» **The request**
Repeat the listing in full, word for word.

» **Data records**
((

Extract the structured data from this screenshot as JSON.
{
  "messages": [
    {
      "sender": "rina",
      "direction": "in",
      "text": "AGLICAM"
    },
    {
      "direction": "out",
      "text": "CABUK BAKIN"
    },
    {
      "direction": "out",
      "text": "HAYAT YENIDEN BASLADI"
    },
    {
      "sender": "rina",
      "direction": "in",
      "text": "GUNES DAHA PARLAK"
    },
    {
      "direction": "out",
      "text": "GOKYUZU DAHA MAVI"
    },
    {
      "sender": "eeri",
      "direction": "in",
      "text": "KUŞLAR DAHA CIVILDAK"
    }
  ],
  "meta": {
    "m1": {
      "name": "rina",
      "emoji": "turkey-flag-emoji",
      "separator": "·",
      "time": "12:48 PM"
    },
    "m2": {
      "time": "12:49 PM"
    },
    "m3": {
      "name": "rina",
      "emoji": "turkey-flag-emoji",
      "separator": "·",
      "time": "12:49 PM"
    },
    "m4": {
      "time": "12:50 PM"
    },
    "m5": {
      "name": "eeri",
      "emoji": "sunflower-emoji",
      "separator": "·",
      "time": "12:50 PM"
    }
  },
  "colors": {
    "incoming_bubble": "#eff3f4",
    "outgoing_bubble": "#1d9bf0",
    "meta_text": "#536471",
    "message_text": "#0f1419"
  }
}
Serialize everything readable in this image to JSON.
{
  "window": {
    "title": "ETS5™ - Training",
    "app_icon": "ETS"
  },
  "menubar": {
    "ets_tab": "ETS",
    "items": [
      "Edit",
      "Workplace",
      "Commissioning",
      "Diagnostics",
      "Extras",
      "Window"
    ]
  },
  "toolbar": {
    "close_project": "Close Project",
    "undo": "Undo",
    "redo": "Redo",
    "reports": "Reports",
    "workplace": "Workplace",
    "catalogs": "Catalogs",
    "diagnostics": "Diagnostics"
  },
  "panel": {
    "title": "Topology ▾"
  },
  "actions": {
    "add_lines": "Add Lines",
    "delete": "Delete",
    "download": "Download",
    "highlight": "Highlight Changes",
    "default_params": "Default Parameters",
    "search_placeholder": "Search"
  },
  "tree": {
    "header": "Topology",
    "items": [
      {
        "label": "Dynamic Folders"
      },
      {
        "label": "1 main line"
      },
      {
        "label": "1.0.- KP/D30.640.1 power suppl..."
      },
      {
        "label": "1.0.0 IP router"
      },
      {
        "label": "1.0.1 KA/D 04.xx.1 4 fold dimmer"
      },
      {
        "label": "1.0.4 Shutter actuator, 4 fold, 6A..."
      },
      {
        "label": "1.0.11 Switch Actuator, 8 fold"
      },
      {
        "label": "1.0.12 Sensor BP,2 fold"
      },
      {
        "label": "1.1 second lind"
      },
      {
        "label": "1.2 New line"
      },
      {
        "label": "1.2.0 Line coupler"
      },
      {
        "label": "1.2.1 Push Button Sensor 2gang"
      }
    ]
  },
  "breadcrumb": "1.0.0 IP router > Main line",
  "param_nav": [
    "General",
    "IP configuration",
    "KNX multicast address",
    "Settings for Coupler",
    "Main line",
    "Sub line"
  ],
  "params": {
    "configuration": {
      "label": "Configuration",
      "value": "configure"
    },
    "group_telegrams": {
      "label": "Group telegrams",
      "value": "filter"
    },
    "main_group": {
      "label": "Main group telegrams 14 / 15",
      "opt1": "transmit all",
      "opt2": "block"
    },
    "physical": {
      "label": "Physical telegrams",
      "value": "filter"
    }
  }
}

))

» **Expected answer**
Extract the structured data from this screenshot as JSON.
{
  "messages": [
    {
      "sender": "rina",
      "direction": "in",
      "text": "AGLICAM"
    },
    {
      "direction": "out",
      "text": "CABUK BAKIN"
    },
    {
      "direction": "out",
      "text": "HAYAT YENIDEN BASLADI"
    },
    {
      "sender": "rina",
      "direction": "in",
      "text": "GUNES DAHA PARLAK"
    },
    {
      "direction": "out",
      "text": "GOKYUZU DAHA MAVI"
    },
    {
      "sender": "eeri",
      "direction": "in",
      "text": "KUŞLAR DAHA CIVILDAK"
    }
  ],
  "meta": {
    "m1": {
      "name": "rina",
      "emoji": "turkey-flag-emoji",
      "separator": "·",
      "time": "12:48 PM"
    },
    "m2": {
      "time": "12:49 PM"
    },
    "m3": {
      "name": "rina",
      "emoji": "turkey-flag-emoji",
      "separator": "·",
      "time": "12:49 PM"
    },
    "m4": {
      "time": "12:50 PM"
    },
    "m5": {
      "name": "eeri",
      "emoji": "sunflower-emoji",
      "separator": "·",
      "time": "12:50 PM"
    }
  },
  "colors": {
    "incoming_bubble": "#eff3f4",
    "outgoing_bubble": "#1d9bf0",
    "meta_text": "#536471",
    "message_text": "#0f1419"
  }
}
Serialize everything readable in this image to JSON.
{
  "window": {
    "title": "ETS5™ - Training",
    "app_icon": "ETS"
  },
  "menubar": {
    "ets_tab": "ETS",
    "items": [
      "Edit",
      "Workplace",
      "Commissioning",
      "Diagnostics",
      "Extras",
      "Window"
    ]
  },
  "toolbar": {
    "close_project": "Close Project",
    "undo": "Undo",
    "redo": "Redo",
    "reports": "Reports",
    "workplace": "Workplace",
    "catalogs": "Catalogs",
    "diagnostics": "Diagnostics"
  },
  "panel": {
    "title": "Topology ▾"
  },
  "actions": {
    "add_lines": "Add Lines",
    "delete": "Delete",
    "download": "Download",
    "highlight": "Highlight Changes",
    "default_params": "Default Parameters",
    "search_placeholder": "Search"
  },
  "tree": {
    "header": "Topology",
    "items": [
      {
        "label": "Dynamic Folders"
      },
      {
        "label": "1 main line"
      },
      {
        "label": "1.0.- KP/D30.640.1 power suppl..."
      },
      {
        "label": "1.0.0 IP router"
      },
      {
        "label": "1.0.1 KA/D 04.xx.1 4 fold dimmer"
      },
      {
        "label": "1.0.4 Shutter actuator, 4 fold, 6A..."
      },
      {
        "label": "1.0.11 Switch Actuator, 8 fold"
      },
      {
        "label": "1.0.12 Sensor BP,2 fold"
      },
      {
        "label": "1.1 second lind"
      },
      {
        "label": "1.2 New line"
      },
      {
        "label": "1.2.0 Line coupler"
      },
      {
        "label": "1.2.1 Push Button Sensor 2gang"
      }
    ]
  },
  "breadcrumb": "1.0.0 IP router > Main line",
  "param_nav": [
    "General",
    "IP configuration",
    "KNX multicast address",
    "Settings for Coupler",
    "Main line",
    "Sub line"
  ],
  "params": {
    "configuration": {
      "label": "Configuration",
      "value": "configure"
    },
    "group_telegrams": {
      "label": "Group telegrams",
      "value": "filter"
    },
    "main_group": {
      "label": "Main group telegrams 14 / 15",
      "opt1": "transmit all",
      "opt2": "block"
    },
    "physical": {
      "label": "Physical telegrams",
      "value": "filter"
    }
  }
}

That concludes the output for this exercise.